Exercise material>

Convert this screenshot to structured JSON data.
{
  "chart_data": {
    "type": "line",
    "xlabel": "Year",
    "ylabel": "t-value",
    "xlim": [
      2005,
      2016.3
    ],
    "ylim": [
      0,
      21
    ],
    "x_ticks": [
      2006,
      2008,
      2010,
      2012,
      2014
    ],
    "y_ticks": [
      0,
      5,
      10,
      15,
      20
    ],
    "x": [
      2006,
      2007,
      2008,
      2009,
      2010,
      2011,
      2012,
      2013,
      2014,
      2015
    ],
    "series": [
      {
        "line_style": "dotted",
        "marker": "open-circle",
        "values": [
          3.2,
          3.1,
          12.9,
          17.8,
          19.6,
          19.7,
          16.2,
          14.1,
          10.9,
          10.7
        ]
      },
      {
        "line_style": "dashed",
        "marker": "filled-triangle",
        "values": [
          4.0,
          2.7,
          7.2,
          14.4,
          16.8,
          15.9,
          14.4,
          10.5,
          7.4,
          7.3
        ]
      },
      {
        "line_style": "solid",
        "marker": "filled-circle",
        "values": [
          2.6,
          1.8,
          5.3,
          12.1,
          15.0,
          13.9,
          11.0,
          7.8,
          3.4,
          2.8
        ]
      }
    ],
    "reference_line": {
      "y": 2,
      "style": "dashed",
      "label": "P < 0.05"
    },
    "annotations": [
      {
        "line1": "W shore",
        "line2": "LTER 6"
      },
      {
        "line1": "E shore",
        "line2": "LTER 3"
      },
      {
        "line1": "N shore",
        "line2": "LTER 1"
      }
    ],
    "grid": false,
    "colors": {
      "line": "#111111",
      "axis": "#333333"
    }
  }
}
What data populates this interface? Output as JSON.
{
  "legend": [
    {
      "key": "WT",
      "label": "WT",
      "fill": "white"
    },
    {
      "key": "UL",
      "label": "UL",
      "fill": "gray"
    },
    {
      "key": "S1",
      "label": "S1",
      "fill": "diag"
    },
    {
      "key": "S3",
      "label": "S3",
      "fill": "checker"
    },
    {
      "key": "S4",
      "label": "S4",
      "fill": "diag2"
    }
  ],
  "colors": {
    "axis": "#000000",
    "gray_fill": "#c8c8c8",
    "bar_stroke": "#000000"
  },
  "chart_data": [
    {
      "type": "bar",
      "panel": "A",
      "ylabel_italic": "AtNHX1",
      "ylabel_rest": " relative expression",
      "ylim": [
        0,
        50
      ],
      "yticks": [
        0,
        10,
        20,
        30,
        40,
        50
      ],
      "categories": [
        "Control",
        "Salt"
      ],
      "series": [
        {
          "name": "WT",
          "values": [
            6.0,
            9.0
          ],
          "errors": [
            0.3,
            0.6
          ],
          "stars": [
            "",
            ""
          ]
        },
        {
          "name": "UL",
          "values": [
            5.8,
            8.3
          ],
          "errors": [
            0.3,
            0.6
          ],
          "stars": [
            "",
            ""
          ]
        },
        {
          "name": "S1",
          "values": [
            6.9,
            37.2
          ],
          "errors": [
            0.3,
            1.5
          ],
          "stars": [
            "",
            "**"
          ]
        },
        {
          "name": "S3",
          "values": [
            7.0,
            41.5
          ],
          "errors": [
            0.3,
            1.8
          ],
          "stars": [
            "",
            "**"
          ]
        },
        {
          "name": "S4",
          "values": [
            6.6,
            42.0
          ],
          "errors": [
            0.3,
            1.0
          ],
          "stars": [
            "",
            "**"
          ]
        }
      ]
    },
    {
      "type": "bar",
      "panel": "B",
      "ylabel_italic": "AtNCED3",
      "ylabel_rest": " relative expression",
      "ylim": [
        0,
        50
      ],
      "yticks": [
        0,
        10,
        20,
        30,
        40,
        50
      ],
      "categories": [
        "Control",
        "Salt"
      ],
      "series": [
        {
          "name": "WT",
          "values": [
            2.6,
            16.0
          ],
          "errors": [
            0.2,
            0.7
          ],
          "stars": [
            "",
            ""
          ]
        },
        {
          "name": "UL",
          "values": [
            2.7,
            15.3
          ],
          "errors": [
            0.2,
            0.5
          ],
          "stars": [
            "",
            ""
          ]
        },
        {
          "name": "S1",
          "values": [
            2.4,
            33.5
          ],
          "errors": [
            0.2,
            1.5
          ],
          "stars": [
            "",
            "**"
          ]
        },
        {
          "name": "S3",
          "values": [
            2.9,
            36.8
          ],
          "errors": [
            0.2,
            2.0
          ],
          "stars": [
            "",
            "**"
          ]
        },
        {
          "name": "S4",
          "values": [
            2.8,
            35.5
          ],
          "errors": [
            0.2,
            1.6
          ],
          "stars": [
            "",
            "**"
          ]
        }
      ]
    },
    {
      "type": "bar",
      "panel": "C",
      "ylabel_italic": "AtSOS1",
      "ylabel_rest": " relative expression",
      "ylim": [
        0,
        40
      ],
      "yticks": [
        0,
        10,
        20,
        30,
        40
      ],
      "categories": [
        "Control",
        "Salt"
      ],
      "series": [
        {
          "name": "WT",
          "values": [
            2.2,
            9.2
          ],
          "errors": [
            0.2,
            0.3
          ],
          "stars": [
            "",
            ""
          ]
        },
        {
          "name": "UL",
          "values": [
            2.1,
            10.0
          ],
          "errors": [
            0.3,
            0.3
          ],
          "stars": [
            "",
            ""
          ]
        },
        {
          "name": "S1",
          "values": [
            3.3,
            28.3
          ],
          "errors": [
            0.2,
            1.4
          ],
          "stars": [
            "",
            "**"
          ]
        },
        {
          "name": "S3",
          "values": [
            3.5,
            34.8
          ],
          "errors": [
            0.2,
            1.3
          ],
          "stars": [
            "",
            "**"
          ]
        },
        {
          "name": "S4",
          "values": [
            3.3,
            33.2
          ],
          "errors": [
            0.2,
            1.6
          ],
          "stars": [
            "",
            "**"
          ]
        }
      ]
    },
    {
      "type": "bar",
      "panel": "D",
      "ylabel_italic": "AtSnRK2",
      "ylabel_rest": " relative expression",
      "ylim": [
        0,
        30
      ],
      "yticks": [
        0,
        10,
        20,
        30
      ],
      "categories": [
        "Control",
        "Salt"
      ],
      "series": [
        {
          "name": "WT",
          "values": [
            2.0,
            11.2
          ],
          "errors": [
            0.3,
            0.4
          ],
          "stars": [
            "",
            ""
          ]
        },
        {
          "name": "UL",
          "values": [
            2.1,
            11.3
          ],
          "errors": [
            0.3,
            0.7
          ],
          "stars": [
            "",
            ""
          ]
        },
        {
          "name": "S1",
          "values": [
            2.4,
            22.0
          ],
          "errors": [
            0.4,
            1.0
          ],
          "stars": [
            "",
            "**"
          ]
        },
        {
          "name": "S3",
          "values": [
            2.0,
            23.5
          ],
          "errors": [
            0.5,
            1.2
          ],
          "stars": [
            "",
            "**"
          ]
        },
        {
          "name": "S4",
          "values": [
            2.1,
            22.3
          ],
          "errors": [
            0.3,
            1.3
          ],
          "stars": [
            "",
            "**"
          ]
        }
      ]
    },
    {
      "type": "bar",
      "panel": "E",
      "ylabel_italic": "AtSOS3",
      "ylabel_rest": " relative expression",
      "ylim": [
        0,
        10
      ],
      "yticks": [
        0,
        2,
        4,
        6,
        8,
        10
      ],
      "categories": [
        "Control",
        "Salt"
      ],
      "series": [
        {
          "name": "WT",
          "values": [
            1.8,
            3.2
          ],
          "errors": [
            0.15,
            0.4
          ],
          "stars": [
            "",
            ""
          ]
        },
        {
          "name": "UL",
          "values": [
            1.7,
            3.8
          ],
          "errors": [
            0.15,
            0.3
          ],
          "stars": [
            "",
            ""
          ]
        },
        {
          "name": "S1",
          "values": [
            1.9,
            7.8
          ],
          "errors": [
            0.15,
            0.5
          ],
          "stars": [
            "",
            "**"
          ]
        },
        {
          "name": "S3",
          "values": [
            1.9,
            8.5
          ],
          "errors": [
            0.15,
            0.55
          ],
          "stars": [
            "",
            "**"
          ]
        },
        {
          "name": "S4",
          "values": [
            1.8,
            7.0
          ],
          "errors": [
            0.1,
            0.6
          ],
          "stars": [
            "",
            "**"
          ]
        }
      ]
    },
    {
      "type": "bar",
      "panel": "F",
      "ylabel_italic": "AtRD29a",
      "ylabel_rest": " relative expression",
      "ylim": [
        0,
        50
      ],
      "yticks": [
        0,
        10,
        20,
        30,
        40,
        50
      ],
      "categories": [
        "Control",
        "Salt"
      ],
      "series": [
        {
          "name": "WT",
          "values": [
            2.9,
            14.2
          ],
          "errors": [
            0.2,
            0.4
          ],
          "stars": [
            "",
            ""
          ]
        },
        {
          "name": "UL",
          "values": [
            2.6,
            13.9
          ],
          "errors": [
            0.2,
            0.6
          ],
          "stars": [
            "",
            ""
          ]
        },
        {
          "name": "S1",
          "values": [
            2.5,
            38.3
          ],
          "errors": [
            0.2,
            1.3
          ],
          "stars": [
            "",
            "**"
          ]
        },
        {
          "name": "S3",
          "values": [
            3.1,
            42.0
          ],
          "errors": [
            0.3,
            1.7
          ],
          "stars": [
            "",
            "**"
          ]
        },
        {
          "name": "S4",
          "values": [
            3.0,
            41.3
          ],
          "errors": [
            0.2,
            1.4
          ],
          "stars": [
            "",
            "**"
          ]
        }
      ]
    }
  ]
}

Short task> From the material above, gather all lines that include the string "JSON" and copy them.

Answer in full>
Convert this screenshot to structured JSON data.
What data populates this interface? Output as JSON.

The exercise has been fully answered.